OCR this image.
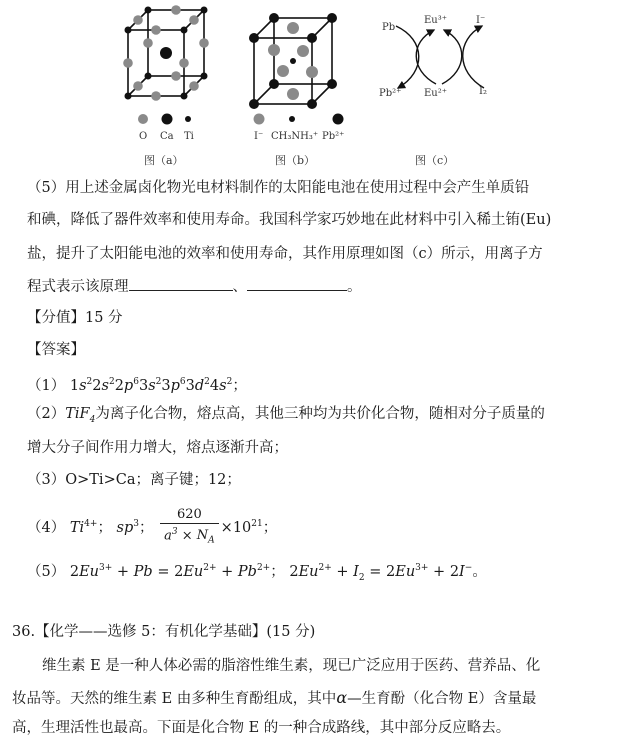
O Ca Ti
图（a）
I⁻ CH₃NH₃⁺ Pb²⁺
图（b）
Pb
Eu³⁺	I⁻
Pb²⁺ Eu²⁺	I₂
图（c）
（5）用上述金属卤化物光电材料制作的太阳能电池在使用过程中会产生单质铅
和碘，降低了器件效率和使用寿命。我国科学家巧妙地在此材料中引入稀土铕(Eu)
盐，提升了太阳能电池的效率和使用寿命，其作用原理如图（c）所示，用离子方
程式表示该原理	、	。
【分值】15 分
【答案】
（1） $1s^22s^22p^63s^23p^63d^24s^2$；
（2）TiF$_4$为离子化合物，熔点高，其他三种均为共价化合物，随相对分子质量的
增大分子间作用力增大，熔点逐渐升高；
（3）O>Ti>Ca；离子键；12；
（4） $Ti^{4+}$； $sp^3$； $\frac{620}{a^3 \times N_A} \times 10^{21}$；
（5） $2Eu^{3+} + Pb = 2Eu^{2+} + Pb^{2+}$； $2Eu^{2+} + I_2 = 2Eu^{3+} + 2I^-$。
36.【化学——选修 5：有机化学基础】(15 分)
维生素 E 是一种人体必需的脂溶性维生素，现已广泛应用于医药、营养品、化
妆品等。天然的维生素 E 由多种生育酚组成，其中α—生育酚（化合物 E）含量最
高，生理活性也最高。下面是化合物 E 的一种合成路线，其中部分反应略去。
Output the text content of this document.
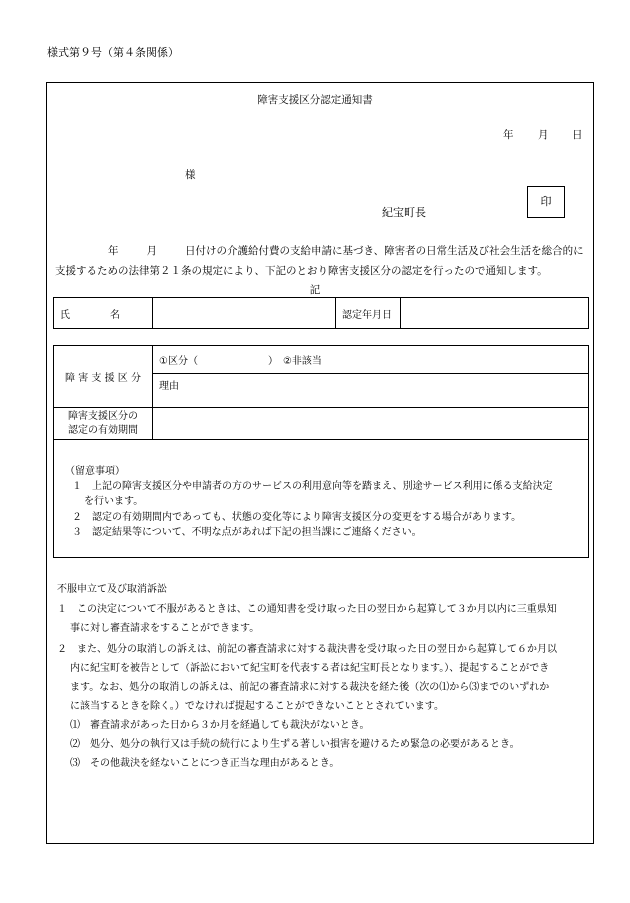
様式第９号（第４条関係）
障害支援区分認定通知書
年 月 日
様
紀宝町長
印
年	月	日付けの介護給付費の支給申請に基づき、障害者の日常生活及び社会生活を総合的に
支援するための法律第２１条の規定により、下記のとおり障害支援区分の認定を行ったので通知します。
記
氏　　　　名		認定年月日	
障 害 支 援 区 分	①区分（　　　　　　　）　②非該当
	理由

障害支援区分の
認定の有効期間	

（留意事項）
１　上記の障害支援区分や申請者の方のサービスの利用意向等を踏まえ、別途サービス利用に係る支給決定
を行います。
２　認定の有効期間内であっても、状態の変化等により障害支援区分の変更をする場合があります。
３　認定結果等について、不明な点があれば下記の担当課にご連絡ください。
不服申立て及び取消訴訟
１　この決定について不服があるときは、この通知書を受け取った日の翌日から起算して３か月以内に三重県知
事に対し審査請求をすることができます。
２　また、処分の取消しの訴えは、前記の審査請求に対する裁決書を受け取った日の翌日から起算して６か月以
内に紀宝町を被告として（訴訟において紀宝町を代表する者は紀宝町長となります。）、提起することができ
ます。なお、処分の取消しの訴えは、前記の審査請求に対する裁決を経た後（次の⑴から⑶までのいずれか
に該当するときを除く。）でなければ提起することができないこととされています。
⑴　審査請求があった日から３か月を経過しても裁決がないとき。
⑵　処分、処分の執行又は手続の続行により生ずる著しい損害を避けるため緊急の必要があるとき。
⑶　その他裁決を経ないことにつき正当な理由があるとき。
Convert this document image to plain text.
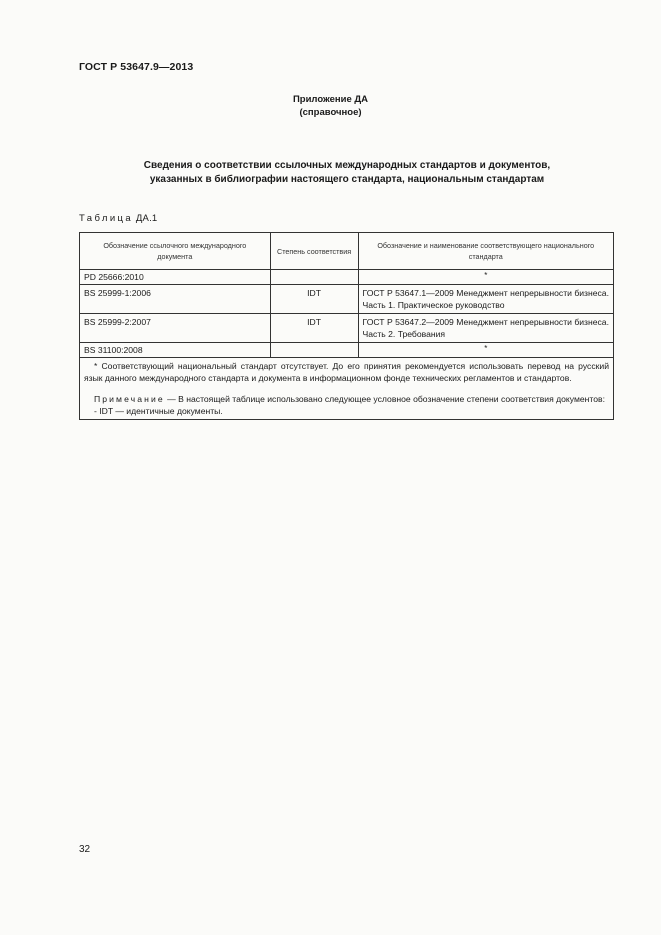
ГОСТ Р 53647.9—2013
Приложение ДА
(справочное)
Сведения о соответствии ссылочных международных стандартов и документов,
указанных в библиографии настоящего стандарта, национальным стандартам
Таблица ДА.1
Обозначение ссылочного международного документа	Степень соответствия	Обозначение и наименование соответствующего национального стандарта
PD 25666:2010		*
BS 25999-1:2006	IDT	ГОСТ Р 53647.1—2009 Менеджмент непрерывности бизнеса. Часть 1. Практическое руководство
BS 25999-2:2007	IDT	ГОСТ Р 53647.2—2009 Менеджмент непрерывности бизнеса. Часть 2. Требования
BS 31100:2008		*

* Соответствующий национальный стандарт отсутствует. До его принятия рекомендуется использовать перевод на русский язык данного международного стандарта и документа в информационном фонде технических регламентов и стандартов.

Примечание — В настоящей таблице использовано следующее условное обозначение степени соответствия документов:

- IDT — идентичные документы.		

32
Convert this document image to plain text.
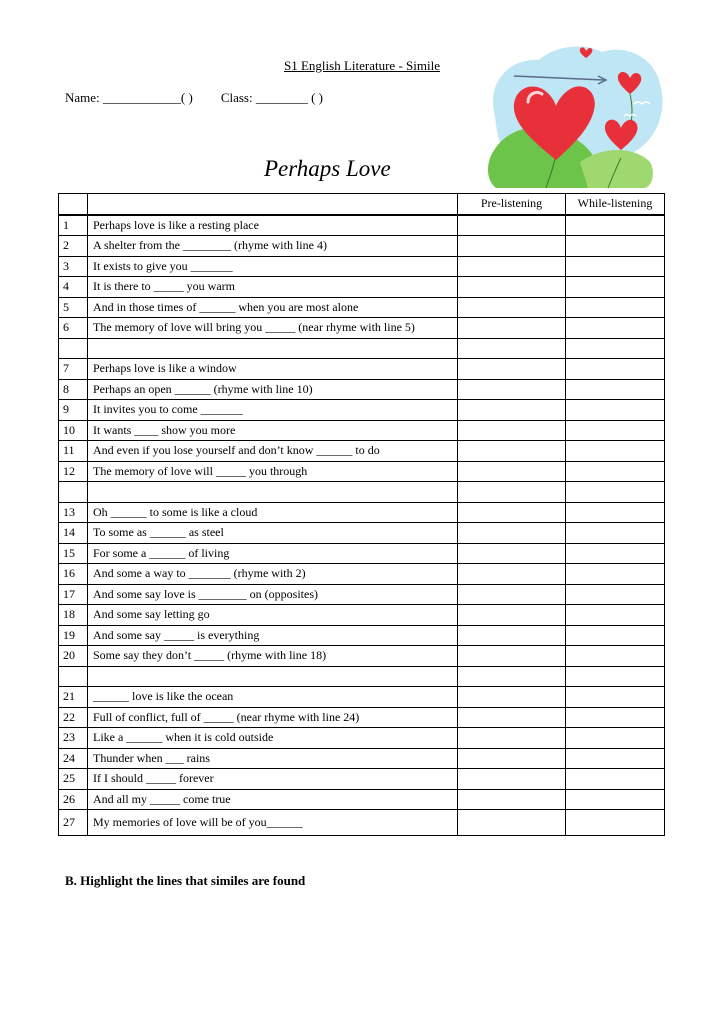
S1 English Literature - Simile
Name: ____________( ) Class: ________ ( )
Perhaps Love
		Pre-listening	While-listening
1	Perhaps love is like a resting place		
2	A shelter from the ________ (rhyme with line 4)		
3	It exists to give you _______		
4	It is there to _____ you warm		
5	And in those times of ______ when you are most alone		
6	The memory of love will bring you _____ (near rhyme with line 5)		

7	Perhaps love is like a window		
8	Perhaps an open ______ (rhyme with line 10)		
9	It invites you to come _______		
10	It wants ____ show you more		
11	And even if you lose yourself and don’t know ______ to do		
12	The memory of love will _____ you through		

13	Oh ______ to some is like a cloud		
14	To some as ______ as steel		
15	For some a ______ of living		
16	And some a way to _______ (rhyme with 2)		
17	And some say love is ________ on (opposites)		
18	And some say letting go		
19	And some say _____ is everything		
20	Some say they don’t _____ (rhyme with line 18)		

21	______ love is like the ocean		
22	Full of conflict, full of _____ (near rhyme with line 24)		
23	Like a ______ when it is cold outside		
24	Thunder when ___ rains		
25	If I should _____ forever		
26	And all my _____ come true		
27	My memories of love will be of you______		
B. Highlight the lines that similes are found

=====

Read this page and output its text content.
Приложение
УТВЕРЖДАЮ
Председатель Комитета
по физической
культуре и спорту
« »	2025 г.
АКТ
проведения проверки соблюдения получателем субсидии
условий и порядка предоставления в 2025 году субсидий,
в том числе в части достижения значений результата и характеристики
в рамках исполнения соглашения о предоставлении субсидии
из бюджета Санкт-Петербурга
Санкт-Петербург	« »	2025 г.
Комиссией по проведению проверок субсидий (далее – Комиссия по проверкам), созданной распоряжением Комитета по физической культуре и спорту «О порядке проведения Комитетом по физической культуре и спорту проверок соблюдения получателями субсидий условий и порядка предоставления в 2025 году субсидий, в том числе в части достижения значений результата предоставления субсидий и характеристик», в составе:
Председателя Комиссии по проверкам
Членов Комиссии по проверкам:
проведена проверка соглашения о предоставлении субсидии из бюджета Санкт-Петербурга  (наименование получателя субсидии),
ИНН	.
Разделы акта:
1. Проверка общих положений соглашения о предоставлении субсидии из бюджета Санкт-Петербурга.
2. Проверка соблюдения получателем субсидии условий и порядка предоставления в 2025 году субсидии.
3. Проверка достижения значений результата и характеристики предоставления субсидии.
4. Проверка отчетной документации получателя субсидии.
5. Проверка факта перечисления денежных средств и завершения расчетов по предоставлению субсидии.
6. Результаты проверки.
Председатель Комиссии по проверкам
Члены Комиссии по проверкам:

=====

:: AIM ::
Using the records above, gather all lines where the string "will" is present.

:: ANSWER FOR THIS EXERCISE ::
6	The memory of love will bring you _____ (near rhyme with line 5)		
12	The memory of love will _____ you through		
27	My memories of love will be of you______		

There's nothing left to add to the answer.